• [Problem to solve] Find and copy every line in the records that includes the string "деятельности".

—————

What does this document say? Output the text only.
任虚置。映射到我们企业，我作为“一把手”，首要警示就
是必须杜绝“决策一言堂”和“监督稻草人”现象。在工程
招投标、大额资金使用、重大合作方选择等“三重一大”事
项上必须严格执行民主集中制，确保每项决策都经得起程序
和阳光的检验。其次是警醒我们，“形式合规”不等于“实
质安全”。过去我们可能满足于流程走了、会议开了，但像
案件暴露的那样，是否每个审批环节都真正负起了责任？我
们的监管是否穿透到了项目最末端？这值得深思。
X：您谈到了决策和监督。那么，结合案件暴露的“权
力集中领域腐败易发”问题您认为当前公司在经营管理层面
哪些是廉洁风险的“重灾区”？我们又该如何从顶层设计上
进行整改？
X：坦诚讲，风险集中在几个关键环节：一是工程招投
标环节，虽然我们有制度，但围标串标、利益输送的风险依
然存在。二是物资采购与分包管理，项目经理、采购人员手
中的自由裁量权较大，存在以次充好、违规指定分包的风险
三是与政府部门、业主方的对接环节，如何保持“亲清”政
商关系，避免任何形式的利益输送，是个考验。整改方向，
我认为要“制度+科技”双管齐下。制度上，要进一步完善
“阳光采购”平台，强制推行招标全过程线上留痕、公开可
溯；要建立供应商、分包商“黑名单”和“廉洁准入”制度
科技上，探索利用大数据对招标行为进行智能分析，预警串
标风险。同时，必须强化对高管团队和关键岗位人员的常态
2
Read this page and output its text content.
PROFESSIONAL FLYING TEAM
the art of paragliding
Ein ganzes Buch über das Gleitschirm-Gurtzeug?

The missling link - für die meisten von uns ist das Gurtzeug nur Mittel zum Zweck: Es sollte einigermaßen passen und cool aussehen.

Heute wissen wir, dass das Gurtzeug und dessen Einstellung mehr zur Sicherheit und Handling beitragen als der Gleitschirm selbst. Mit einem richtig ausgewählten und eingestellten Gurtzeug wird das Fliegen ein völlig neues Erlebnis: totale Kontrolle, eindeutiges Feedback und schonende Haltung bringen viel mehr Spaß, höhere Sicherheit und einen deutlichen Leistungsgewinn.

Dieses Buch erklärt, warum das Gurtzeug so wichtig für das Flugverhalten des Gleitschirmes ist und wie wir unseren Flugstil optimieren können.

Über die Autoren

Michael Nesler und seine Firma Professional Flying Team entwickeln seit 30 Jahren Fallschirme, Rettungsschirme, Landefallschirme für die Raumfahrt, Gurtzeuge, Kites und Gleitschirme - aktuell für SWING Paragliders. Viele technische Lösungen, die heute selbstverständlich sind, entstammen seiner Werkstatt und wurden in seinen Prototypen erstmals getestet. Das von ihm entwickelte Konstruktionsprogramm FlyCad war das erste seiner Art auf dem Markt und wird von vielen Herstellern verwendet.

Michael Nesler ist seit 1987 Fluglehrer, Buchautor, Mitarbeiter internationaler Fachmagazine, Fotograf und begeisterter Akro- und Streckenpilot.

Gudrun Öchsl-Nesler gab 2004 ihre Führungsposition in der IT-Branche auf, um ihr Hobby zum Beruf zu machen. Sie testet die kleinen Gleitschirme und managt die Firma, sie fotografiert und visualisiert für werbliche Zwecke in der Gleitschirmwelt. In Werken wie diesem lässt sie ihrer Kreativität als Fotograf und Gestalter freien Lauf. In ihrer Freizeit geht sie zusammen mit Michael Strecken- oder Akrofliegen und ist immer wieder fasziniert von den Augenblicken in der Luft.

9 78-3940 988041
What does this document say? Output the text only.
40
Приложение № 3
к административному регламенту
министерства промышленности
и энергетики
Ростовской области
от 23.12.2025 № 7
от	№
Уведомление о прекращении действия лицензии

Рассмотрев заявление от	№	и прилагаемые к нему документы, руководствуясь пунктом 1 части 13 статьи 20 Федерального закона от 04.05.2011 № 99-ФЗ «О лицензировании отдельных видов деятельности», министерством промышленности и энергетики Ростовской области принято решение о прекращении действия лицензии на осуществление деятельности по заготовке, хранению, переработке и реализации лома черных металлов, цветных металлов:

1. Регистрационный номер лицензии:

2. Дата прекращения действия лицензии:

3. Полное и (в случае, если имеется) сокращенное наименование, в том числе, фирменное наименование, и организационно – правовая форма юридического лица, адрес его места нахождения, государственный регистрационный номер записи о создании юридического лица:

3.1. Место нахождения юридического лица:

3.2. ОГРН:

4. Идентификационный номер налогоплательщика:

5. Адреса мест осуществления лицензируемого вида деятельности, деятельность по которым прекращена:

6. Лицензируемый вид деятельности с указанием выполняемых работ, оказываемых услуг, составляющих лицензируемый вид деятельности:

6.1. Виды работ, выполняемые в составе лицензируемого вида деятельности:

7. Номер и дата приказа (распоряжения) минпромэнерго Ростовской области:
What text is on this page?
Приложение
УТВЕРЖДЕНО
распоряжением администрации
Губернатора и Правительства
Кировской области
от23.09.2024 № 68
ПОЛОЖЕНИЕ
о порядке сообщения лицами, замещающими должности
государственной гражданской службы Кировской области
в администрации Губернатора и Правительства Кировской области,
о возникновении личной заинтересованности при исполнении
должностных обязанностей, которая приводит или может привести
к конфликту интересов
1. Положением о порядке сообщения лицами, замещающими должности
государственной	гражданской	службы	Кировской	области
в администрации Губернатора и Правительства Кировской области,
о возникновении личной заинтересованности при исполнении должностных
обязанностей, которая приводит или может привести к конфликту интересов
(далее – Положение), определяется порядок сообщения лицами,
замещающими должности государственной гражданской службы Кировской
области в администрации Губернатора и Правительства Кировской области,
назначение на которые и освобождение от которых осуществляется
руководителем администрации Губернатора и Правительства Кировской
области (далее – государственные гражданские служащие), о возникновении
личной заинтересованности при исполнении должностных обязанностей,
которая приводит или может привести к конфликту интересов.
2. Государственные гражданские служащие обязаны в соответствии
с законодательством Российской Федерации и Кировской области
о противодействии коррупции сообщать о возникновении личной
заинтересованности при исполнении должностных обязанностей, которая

—————

• [Output for this exercise]
Рассмотрев заявление от	№	и прилагаемые к нему документы, руководствуясь пунктом 1 части 13 статьи 20 Федерального закона от 04.05.2011 № 99-ФЗ «О лицензировании отдельных видов деятельности», министерством промышленности и энергетики Ростовской области принято решение о прекращении действия лицензии на осуществление деятельности по заготовке, хранению, переработке и реализации лома черных металлов, цветных металлов:
5. Адреса мест осуществления лицензируемого вида деятельности, деятельность по которым прекращена:
6. Лицензируемый вид деятельности с указанием выполняемых работ, оказываемых услуг, составляющих лицензируемый вид деятельности:
6.1. Виды работ, выполняемые в составе лицензируемого вида деятельности:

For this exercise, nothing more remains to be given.